Region boundary data:
** BEGIN **

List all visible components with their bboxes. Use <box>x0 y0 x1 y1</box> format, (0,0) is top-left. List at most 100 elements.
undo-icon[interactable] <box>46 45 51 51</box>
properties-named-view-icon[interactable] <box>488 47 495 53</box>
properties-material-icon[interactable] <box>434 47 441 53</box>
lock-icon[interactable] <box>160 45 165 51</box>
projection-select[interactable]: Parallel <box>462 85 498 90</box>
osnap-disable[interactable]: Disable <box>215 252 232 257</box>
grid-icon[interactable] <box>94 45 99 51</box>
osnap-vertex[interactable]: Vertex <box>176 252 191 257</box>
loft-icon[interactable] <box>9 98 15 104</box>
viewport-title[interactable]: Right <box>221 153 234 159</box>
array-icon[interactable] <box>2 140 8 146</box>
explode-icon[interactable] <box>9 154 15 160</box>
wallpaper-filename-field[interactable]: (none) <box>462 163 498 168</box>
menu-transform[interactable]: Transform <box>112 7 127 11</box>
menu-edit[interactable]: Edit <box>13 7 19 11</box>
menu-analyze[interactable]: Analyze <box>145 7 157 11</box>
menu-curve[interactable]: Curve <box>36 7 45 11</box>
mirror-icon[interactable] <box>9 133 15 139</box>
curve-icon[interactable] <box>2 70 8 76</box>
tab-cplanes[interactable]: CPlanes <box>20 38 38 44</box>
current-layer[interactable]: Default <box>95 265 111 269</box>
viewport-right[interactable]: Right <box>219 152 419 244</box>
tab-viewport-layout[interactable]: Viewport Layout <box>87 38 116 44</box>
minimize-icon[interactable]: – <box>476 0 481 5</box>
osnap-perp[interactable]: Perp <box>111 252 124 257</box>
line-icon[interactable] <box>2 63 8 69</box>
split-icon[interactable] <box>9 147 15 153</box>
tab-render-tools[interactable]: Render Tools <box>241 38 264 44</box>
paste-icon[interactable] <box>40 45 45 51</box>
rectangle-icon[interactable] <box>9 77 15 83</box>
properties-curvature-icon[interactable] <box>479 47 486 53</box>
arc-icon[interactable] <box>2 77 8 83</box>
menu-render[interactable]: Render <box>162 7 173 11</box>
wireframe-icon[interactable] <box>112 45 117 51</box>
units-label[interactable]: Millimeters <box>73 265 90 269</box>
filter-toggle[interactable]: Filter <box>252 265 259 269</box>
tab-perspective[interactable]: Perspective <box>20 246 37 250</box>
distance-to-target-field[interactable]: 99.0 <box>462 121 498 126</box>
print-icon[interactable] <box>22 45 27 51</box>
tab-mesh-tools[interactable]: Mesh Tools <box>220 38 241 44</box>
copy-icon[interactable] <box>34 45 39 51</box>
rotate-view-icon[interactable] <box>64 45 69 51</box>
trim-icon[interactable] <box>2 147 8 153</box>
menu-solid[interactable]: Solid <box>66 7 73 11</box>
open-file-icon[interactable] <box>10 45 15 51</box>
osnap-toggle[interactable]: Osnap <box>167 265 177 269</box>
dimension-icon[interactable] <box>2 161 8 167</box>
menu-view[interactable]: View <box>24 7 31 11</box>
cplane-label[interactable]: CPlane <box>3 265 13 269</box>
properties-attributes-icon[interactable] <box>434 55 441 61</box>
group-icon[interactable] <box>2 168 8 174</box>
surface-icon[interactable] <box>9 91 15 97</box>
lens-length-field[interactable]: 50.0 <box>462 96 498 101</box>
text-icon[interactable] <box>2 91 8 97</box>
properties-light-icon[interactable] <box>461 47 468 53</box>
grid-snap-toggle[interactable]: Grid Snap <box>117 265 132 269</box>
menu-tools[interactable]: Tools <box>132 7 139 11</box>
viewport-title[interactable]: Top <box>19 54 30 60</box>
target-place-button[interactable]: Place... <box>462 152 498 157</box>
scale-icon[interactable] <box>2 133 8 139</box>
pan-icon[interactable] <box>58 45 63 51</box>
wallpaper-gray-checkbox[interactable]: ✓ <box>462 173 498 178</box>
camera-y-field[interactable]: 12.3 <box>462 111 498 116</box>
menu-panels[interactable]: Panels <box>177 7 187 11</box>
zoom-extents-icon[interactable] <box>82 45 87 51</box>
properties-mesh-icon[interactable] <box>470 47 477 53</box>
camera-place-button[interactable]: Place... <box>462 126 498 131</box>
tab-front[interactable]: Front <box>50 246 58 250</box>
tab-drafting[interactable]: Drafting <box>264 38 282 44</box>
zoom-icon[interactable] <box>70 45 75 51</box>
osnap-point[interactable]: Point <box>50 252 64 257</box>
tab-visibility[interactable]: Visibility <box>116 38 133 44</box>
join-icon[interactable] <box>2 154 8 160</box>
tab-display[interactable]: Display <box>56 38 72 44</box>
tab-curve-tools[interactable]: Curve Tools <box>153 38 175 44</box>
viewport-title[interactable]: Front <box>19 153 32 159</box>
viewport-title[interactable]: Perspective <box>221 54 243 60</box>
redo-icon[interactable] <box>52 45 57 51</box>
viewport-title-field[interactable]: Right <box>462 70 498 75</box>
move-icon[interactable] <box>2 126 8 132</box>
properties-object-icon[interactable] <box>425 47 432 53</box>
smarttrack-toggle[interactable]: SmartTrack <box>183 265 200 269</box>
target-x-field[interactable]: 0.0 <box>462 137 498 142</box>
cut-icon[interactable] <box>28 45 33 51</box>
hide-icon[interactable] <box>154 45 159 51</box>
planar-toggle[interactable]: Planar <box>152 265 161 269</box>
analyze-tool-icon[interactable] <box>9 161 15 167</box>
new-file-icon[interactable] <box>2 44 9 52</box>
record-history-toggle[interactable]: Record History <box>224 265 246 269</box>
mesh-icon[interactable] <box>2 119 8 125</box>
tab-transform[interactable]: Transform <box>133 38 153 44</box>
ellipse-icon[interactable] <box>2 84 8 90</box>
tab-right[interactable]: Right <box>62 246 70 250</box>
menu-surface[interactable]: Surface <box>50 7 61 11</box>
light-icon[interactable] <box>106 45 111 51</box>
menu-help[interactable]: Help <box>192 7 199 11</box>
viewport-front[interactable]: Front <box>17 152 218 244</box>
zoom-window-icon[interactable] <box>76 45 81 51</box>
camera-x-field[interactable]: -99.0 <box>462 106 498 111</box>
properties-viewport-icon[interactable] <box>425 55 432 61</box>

** END **

- [WORK TO COMPLETE]: Please reprint every line of the records above with no character changed.

- [RESPONSE]:
List all visible components with their bboxes. Use <box>x0 y0 x1 y1</box> format, (0,0) is top-left. List at most 100 elements.
undo-icon[interactable] <box>46 45 51 51</box>
properties-named-view-icon[interactable] <box>488 47 495 53</box>
properties-material-icon[interactable] <box>434 47 441 53</box>
lock-icon[interactable] <box>160 45 165 51</box>
projection-select[interactable]: Parallel <box>462 85 498 90</box>
osnap-disable[interactable]: Disable <box>215 252 232 257</box>
grid-icon[interactable] <box>94 45 99 51</box>
osnap-vertex[interactable]: Vertex <box>176 252 191 257</box>
loft-icon[interactable] <box>9 98 15 104</box>
viewport-title[interactable]: Right <box>221 153 234 159</box>
array-icon[interactable] <box>2 140 8 146</box>
explode-icon[interactable] <box>9 154 15 160</box>
wallpaper-filename-field[interactable]: (none) <box>462 163 498 168</box>
menu-transform[interactable]: Transform <box>112 7 127 11</box>
menu-edit[interactable]: Edit <box>13 7 19 11</box>
menu-analyze[interactable]: Analyze <box>145 7 157 11</box>
menu-curve[interactable]: Curve <box>36 7 45 11</box>
mirror-icon[interactable] <box>9 133 15 139</box>
curve-icon[interactable] <box>2 70 8 76</box>
tab-cplanes[interactable]: CPlanes <box>20 38 38 44</box>
current-layer[interactable]: Default <box>95 265 111 269</box>
viewport-right[interactable]: Right <box>219 152 419 244</box>
tab-viewport-layout[interactable]: Viewport Layout <box>87 38 116 44</box>
minimize-icon[interactable]: – <box>476 0 481 5</box>
osnap-perp[interactable]: Perp <box>111 252 124 257</box>
line-icon[interactable] <box>2 63 8 69</box>
split-icon[interactable] <box>9 147 15 153</box>
tab-render-tools[interactable]: Render Tools <box>241 38 264 44</box>
paste-icon[interactable] <box>40 45 45 51</box>
rectangle-icon[interactable] <box>9 77 15 83</box>
properties-curvature-icon[interactable] <box>479 47 486 53</box>
arc-icon[interactable] <box>2 77 8 83</box>
menu-render[interactable]: Render <box>162 7 173 11</box>
wireframe-icon[interactable] <box>112 45 117 51</box>
units-label[interactable]: Millimeters <box>73 265 90 269</box>
filter-toggle[interactable]: Filter <box>252 265 259 269</box>
tab-perspective[interactable]: Perspective <box>20 246 37 250</box>
distance-to-target-field[interactable]: 99.0 <box>462 121 498 126</box>
print-icon[interactable] <box>22 45 27 51</box>
tab-mesh-tools[interactable]: Mesh Tools <box>220 38 241 44</box>
copy-icon[interactable] <box>34 45 39 51</box>
rotate-view-icon[interactable] <box>64 45 69 51</box>
trim-icon[interactable] <box>2 147 8 153</box>
menu-solid[interactable]: Solid <box>66 7 73 11</box>
open-file-icon[interactable] <box>10 45 15 51</box>
osnap-toggle[interactable]: Osnap <box>167 265 177 269</box>
dimension-icon[interactable] <box>2 161 8 167</box>
menu-view[interactable]: View <box>24 7 31 11</box>
cplane-label[interactable]: CPlane <box>3 265 13 269</box>
properties-attributes-icon[interactable] <box>434 55 441 61</box>
group-icon[interactable] <box>2 168 8 174</box>
surface-icon[interactable] <box>9 91 15 97</box>
lens-length-field[interactable]: 50.0 <box>462 96 498 101</box>
text-icon[interactable] <box>2 91 8 97</box>
properties-light-icon[interactable] <box>461 47 468 53</box>
grid-snap-toggle[interactable]: Grid Snap <box>117 265 132 269</box>
menu-tools[interactable]: Tools <box>132 7 139 11</box>
viewport-title[interactable]: Top <box>19 54 30 60</box>
target-place-button[interactable]: Place... <box>462 152 498 157</box>
scale-icon[interactable] <box>2 133 8 139</box>
pan-icon[interactable] <box>58 45 63 51</box>
wallpaper-gray-checkbox[interactable]: ✓ <box>462 173 498 178</box>
camera-y-field[interactable]: 12.3 <box>462 111 498 116</box>
menu-panels[interactable]: Panels <box>177 7 187 11</box>
zoom-extents-icon[interactable] <box>82 45 87 51</box>
properties-mesh-icon[interactable] <box>470 47 477 53</box>
camera-place-button[interactable]: Place... <box>462 126 498 131</box>
tab-front[interactable]: Front <box>50 246 58 250</box>
tab-drafting[interactable]: Drafting <box>264 38 282 44</box>
zoom-icon[interactable] <box>70 45 75 51</box>
osnap-point[interactable]: Point <box>50 252 64 257</box>
tab-visibility[interactable]: Visibility <box>116 38 133 44</box>
join-icon[interactable] <box>2 154 8 160</box>
tab-display[interactable]: Display <box>56 38 72 44</box>
tab-curve-tools[interactable]: Curve Tools <box>153 38 175 44</box>
viewport-title[interactable]: Front <box>19 153 32 159</box>
viewport-title[interactable]: Perspective <box>221 54 243 60</box>
redo-icon[interactable] <box>52 45 57 51</box>
viewport-title-field[interactable]: Right <box>462 70 498 75</box>
move-icon[interactable] <box>2 126 8 132</box>
properties-object-icon[interactable] <box>425 47 432 53</box>
smarttrack-toggle[interactable]: SmartTrack <box>183 265 200 269</box>
target-x-field[interactable]: 0.0 <box>462 137 498 142</box>
cut-icon[interactable] <box>28 45 33 51</box>
hide-icon[interactable] <box>154 45 159 51</box>
planar-toggle[interactable]: Planar <box>152 265 161 269</box>
analyze-tool-icon[interactable] <box>9 161 15 167</box>
new-file-icon[interactable] <box>2 44 9 52</box>
record-history-toggle[interactable]: Record History <box>224 265 246 269</box>
mesh-icon[interactable] <box>2 119 8 125</box>
tab-transform[interactable]: Transform <box>133 38 153 44</box>
ellipse-icon[interactable] <box>2 84 8 90</box>
tab-right[interactable]: Right <box>62 246 70 250</box>
menu-surface[interactable]: Surface <box>50 7 61 11</box>
light-icon[interactable] <box>106 45 111 51</box>
menu-help[interactable]: Help <box>192 7 199 11</box>
viewport-front[interactable]: Front <box>17 152 218 244</box>
zoom-window-icon[interactable] <box>76 45 81 51</box>
camera-x-field[interactable]: -99.0 <box>462 106 498 111</box>
properties-viewport-icon[interactable] <box>425 55 432 61</box>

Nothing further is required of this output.